• [What to do] Without the images, write out the whole listing exactly.

• [Dataset records]
= = =
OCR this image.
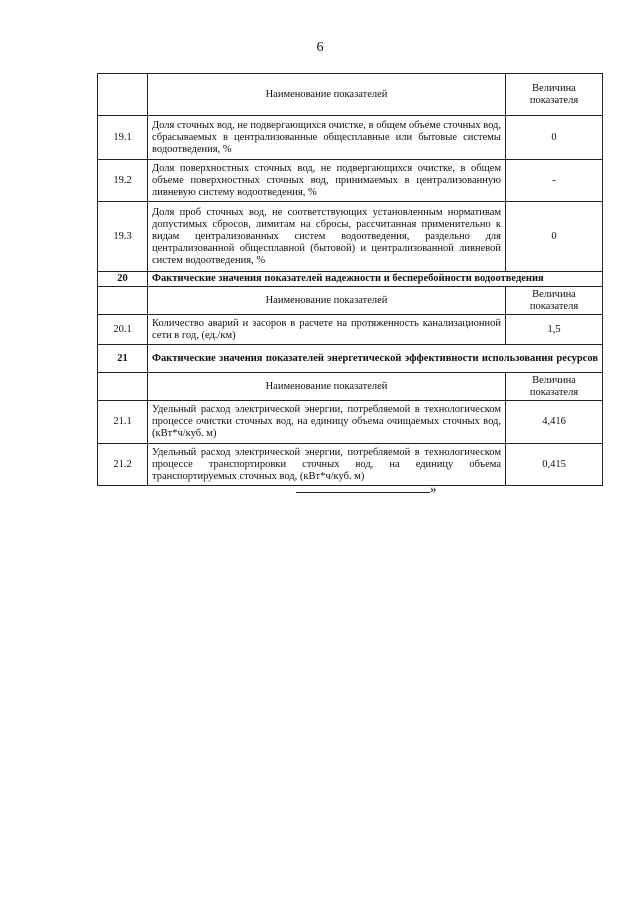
6
	Наименование показателей	Величина показателя
19.1	Доля сточных вод, не подвергающихся очистке, в общем объеме сточных вод, сбрасываемых в централизованные общесплавные или бытовые системы водоотведения, %	0
19.2	Доля поверхностных сточных вод, не подвергающихся очистке, в общем объеме поверхностных сточных вод, принимаемых в централизованную ливневую систему водоотведения, %	-
19.3	Доля проб сточных вод, не соответствующих установленным нормативам допустимых сбросов, лимитам на сбросы, рассчитанная применительно к видам централизованных систем водоотведения, раздельно для централизованной общесплавной (бытовой) и централизованной ливневой систем водоотведения, %	0
20	Фактические значения показателей надежности и бесперебойности водоотведения	
	Наименование показателей	Величина показателя
20.1	Количество аварий и засоров в расчете на протяженность канализационной сети в год, (ед./км)	1,5
21	Фактические значения показателей энергетической эффективности использования ресурсов	
	Наименование показателей	Величина показателя
21.1	Удельный расход электрической энергии, потребляемой в технологическом процессе очистки сточных вод, на единицу объема очищаемых сточных вод, (кВт*ч/куб. м)	4,416
21.2	Удельный расход электрической энергии, потребляемой в технологическом процессе транспортировки сточных вод, на единицу объема транспортируемых сточных вод, (кВт*ч/куб. м)	0,415
»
= = =
• [Output for this exercise]
OCR this image.
6
	Наименование показателей	Величина показателя
19.1	Доля сточных вод, не подвергающихся очистке, в общем объеме сточных вод, сбрасываемых в централизованные общесплавные или бытовые системы водоотведения, %	0
19.2	Доля поверхностных сточных вод, не подвергающихся очистке, в общем объеме поверхностных сточных вод, принимаемых в централизованную ливневую систему водоотведения, %	-
19.3	Доля проб сточных вод, не соответствующих установленным нормативам допустимых сбросов, лимитам на сбросы, рассчитанная применительно к видам централизованных систем водоотведения, раздельно для централизованной общесплавной (бытовой) и централизованной ливневой систем водоотведения, %	0
20	Фактические значения показателей надежности и бесперебойности водоотведения	
	Наименование показателей	Величина показателя
20.1	Количество аварий и засоров в расчете на протяженность канализационной сети в год, (ед./км)	1,5
21	Фактические значения показателей энергетической эффективности использования ресурсов	
	Наименование показателей	Величина показателя
21.1	Удельный расход электрической энергии, потребляемой в технологическом процессе очистки сточных вод, на единицу объема очищаемых сточных вод, (кВт*ч/куб. м)	4,416
21.2	Удельный расход электрической энергии, потребляемой в технологическом процессе транспортировки сточных вод, на единицу объема транспортируемых сточных вод, (кВт*ч/куб. м)	0,415
»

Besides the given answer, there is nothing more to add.